> _Written exercise_: Print every line of the listing exactly, please.

> _Dataset rows_:
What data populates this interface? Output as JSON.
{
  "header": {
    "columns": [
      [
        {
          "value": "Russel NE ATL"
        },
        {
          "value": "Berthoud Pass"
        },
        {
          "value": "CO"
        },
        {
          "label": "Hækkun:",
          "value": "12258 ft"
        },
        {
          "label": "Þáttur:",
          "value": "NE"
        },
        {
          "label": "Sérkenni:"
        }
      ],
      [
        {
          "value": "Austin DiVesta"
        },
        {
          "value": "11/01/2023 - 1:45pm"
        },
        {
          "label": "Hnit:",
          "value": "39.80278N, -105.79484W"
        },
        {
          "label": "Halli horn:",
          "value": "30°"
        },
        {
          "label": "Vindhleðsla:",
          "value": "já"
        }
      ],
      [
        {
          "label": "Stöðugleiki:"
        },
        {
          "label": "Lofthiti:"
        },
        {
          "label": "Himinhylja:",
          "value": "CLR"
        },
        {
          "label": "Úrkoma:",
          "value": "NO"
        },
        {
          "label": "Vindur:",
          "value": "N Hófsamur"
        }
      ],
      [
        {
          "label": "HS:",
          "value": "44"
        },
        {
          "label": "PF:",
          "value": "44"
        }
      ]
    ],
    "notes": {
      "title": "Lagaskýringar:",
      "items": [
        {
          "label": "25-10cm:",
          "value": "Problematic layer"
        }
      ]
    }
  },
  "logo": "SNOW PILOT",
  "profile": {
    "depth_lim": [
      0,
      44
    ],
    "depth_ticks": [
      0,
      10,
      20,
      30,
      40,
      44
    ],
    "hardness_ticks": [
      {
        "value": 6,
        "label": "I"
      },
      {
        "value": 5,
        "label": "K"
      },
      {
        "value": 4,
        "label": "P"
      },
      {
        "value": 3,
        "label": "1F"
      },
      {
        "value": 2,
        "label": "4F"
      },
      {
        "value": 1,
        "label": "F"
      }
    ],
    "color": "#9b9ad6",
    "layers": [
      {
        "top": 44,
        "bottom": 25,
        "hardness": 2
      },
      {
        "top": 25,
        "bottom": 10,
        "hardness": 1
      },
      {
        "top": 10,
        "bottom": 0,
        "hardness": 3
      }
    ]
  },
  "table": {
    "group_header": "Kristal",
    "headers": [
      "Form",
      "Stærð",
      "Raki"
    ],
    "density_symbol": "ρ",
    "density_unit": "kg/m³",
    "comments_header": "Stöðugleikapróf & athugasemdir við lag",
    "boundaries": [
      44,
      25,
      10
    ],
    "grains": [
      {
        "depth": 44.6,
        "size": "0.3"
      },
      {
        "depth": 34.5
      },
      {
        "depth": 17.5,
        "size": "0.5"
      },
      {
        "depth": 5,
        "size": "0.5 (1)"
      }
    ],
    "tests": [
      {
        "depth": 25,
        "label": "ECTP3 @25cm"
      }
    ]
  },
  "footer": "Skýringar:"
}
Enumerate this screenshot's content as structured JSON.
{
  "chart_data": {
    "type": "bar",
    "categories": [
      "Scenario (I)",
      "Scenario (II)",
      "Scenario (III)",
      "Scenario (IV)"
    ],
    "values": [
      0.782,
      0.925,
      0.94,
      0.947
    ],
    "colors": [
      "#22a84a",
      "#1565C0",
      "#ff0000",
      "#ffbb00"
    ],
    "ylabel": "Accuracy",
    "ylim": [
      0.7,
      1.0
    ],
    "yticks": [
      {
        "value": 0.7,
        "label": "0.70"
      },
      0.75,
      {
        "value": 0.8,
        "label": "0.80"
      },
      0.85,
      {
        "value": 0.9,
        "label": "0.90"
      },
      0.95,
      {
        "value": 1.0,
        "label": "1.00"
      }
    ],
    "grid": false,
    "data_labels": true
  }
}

> _Worked answer_:
What data populates this interface? Output as JSON.
{
  "header": {
    "columns": [
      [
        {
          "value": "Russel NE ATL"
        },
        {
          "value": "Berthoud Pass"
        },
        {
          "value": "CO"
        },
        {
          "label": "Hækkun:",
          "value": "12258 ft"
        },
        {
          "label": "Þáttur:",
          "value": "NE"
        },
        {
          "label": "Sérkenni:"
        }
      ],
      [
        {
          "value": "Austin DiVesta"
        },
        {
          "value": "11/01/2023 - 1:45pm"
        },
        {
          "label": "Hnit:",
          "value": "39.80278N, -105.79484W"
        },
        {
          "label": "Halli horn:",
          "value": "30°"
        },
        {
          "label": "Vindhleðsla:",
          "value": "já"
        }
      ],
      [
        {
          "label": "Stöðugleiki:"
        },
        {
          "label": "Lofthiti:"
        },
        {
          "label": "Himinhylja:",
          "value": "CLR"
        },
        {
          "label": "Úrkoma:",
          "value": "NO"
        },
        {
          "label": "Vindur:",
          "value": "N Hófsamur"
        }
      ],
      [
        {
          "label": "HS:",
          "value": "44"
        },
        {
          "label": "PF:",
          "value": "44"
        }
      ]
    ],
    "notes": {
      "title": "Lagaskýringar:",
      "items": [
        {
          "label": "25-10cm:",
          "value": "Problematic layer"
        }
      ]
    }
  },
  "logo": "SNOW PILOT",
  "profile": {
    "depth_lim": [
      0,
      44
    ],
    "depth_ticks": [
      0,
      10,
      20,
      30,
      40,
      44
    ],
    "hardness_ticks": [
      {
        "value": 6,
        "label": "I"
      },
      {
        "value": 5,
        "label": "K"
      },
      {
        "value": 4,
        "label": "P"
      },
      {
        "value": 3,
        "label": "1F"
      },
      {
        "value": 2,
        "label": "4F"
      },
      {
        "value": 1,
        "label": "F"
      }
    ],
    "color": "#9b9ad6",
    "layers": [
      {
        "top": 44,
        "bottom": 25,
        "hardness": 2
      },
      {
        "top": 25,
        "bottom": 10,
        "hardness": 1
      },
      {
        "top": 10,
        "bottom": 0,
        "hardness": 3
      }
    ]
  },
  "table": {
    "group_header": "Kristal",
    "headers": [
      "Form",
      "Stærð",
      "Raki"
    ],
    "density_symbol": "ρ",
    "density_unit": "kg/m³",
    "comments_header": "Stöðugleikapróf & athugasemdir við lag",
    "boundaries": [
      44,
      25,
      10
    ],
    "grains": [
      {
        "depth": 44.6,
        "size": "0.3"
      },
      {
        "depth": 34.5
      },
      {
        "depth": 17.5,
        "size": "0.5"
      },
      {
        "depth": 5,
        "size": "0.5 (1)"
      }
    ],
    "tests": [
      {
        "depth": 25,
        "label": "ECTP3 @25cm"
      }
    ]
  },
  "footer": "Skýringar:"
}
Enumerate this screenshot's content as structured JSON.
{
  "chart_data": {
    "type": "bar",
    "categories": [
      "Scenario (I)",
      "Scenario (II)",
      "Scenario (III)",
      "Scenario (IV)"
    ],
    "values": [
      0.782,
      0.925,
      0.94,
      0.947
    ],
    "colors": [
      "#22a84a",
      "#1565C0",
      "#ff0000",
      "#ffbb00"
    ],
    "ylabel": "Accuracy",
    "ylim": [
      0.7,
      1.0
    ],
    "yticks": [
      {
        "value": 0.7,
        "label": "0.70"
      },
      0.75,
      {
        "value": 0.8,
        "label": "0.80"
      },
      0.85,
      {
        "value": 0.9,
        "label": "0.90"
      },
      0.95,
      {
        "value": 1.0,
        "label": "1.00"
      }
    ],
    "grid": false,
    "data_labels": true
  }
}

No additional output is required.